* Prompt *
Write out the part of the passage on banked blood and nitric oxide between "In a study published" and "of blood collection.", inclusive.

* Passage *
BEGIN
For the past five years, experts have wondered why people who should survive after receiving a blood transfusion actually get very sick and sometimes even die of heart attack or stroke.

"This risk appears to be really quite high, three to four times of not getting a transfusion," explains Jonathan Stamler, a professor of medicine at Duke University in North Carolina.

Researchers tested samples of banked blood and discovered they had very low levels of nitric oxide, a gas in red blood cells that keeps blood vessels open so oxygen contained in the red cells can reach vital organs, including the heart.

In a study published in Proceedings of the National Academy of Sciences, Stamler and colleagues report nitric oxide in blood begin to break down almost immediately after the blood is banked.

Stamler says a companion study by another team of researchers at Duke found that the breakdown of nitric oxide begins within hours of blood collection.

"It's lost partly by three hours," he said. "About seventy percent of it is gone by a day. Maybe 80 percent or so by two days. And it remains very depleted thereafter. So there's almost no time that blood in a blood bank has adequate amounts of nitric oxide."
END
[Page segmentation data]
BEGIN
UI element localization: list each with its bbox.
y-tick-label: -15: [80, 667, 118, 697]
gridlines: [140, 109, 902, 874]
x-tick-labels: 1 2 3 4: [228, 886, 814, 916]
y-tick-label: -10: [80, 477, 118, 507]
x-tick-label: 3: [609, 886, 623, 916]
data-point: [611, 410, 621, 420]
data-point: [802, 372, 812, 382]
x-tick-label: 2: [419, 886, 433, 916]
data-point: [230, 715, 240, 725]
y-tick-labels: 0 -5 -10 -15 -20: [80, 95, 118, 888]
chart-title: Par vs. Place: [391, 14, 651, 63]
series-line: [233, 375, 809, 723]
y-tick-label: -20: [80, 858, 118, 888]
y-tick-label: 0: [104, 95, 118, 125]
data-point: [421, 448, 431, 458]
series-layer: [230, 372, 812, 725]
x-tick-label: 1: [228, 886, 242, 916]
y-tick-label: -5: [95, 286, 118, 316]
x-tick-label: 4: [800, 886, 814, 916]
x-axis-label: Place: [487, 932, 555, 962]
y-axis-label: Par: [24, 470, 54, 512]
END
* Final answer *
In a study published in Proceedings of the National Academy of Sciences, Stamler and colleagues report nitric oxide in blood begin to break down almost immediately after the blood is banked.

Stamler says a companion study by another team of researchers at Duke found that the breakdown of nitric oxide begins within hours of blood collection.